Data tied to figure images
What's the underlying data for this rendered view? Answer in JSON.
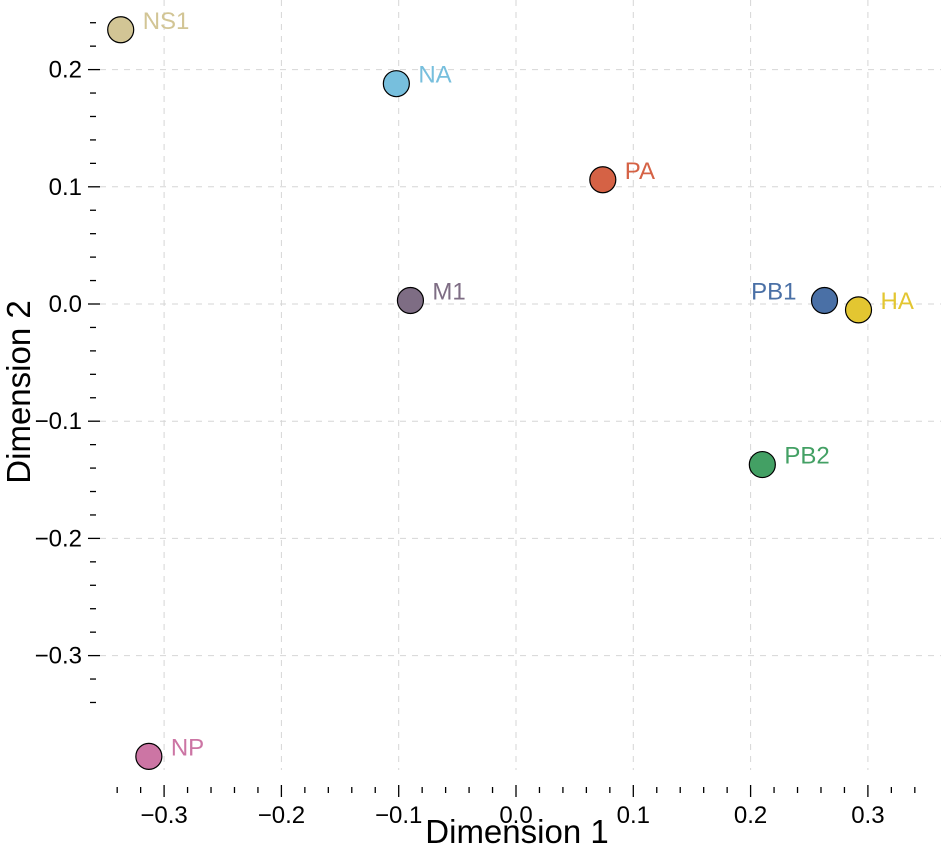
{
  "chart_data": {
    "type": "scatter",
    "title": "",
    "xlabel": "Dimension 1",
    "ylabel": "Dimension 2",
    "xlim": [
      -0.34,
      0.35
    ],
    "ylim": [
      -0.41,
      0.245
    ],
    "grid": true,
    "x_ticks": [
      -0.3,
      -0.2,
      -0.1,
      0.0,
      0.1,
      0.2,
      0.3
    ],
    "x_tick_labels": [
      "−0.3",
      "−0.2",
      "−0.1",
      "0.0",
      "0.1",
      "0.2",
      "0.3"
    ],
    "y_ticks": [
      0.2,
      0.1,
      0.0,
      -0.1,
      -0.2,
      -0.3
    ],
    "y_tick_labels": [
      "0.2",
      "0.1",
      "0.0",
      "−0.1",
      "−0.2",
      "−0.3"
    ],
    "points": [
      {
        "label": "NS1",
        "x": -0.337,
        "y": 0.234,
        "color": "#d2c595",
        "label_side": "right"
      },
      {
        "label": "NA",
        "x": -0.102,
        "y": 0.188,
        "color": "#77bfdd",
        "label_side": "right"
      },
      {
        "label": "PA",
        "x": 0.074,
        "y": 0.106,
        "color": "#d56245",
        "label_side": "right"
      },
      {
        "label": "M1",
        "x": -0.09,
        "y": 0.003,
        "color": "#7e6d84",
        "label_side": "right"
      },
      {
        "label": "PB1",
        "x": 0.263,
        "y": 0.003,
        "color": "#4a70a6",
        "label_side": "left"
      },
      {
        "label": "HA",
        "x": 0.292,
        "y": -0.005,
        "color": "#e3c631",
        "label_side": "right"
      },
      {
        "label": "PB2",
        "x": 0.21,
        "y": -0.137,
        "color": "#43a064",
        "label_side": "right"
      },
      {
        "label": "NP",
        "x": -0.313,
        "y": -0.386,
        "color": "#cc75a4",
        "label_side": "right"
      }
    ]
  }
}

» **SET TASK**
Reproduce every line precisely as given, omitting all pictures.

» **THE ANSWER**
What's the underlying data for this rendered view? Answer in JSON.
{
  "chart_data": {
    "type": "scatter",
    "title": "",
    "xlabel": "Dimension 1",
    "ylabel": "Dimension 2",
    "xlim": [
      -0.34,
      0.35
    ],
    "ylim": [
      -0.41,
      0.245
    ],
    "grid": true,
    "x_ticks": [
      -0.3,
      -0.2,
      -0.1,
      0.0,
      0.1,
      0.2,
      0.3
    ],
    "x_tick_labels": [
      "−0.3",
      "−0.2",
      "−0.1",
      "0.0",
      "0.1",
      "0.2",
      "0.3"
    ],
    "y_ticks": [
      0.2,
      0.1,
      0.0,
      -0.1,
      -0.2,
      -0.3
    ],
    "y_tick_labels": [
      "0.2",
      "0.1",
      "0.0",
      "−0.1",
      "−0.2",
      "−0.3"
    ],
    "points": [
      {
        "label": "NS1",
        "x": -0.337,
        "y": 0.234,
        "color": "#d2c595",
        "label_side": "right"
      },
      {
        "label": "NA",
        "x": -0.102,
        "y": 0.188,
        "color": "#77bfdd",
        "label_side": "right"
      },
      {
        "label": "PA",
        "x": 0.074,
        "y": 0.106,
        "color": "#d56245",
        "label_side": "right"
      },
      {
        "label": "M1",
        "x": -0.09,
        "y": 0.003,
        "color": "#7e6d84",
        "label_side": "right"
      },
      {
        "label": "PB1",
        "x": 0.263,
        "y": 0.003,
        "color": "#4a70a6",
        "label_side": "left"
      },
      {
        "label": "HA",
        "x": 0.292,
        "y": -0.005,
        "color": "#e3c631",
        "label_side": "right"
      },
      {
        "label": "PB2",
        "x": 0.21,
        "y": -0.137,
        "color": "#43a064",
        "label_side": "right"
      },
      {
        "label": "NP",
        "x": -0.313,
        "y": -0.386,
        "color": "#cc75a4",
        "label_side": "right"
      }
    ]
  }
}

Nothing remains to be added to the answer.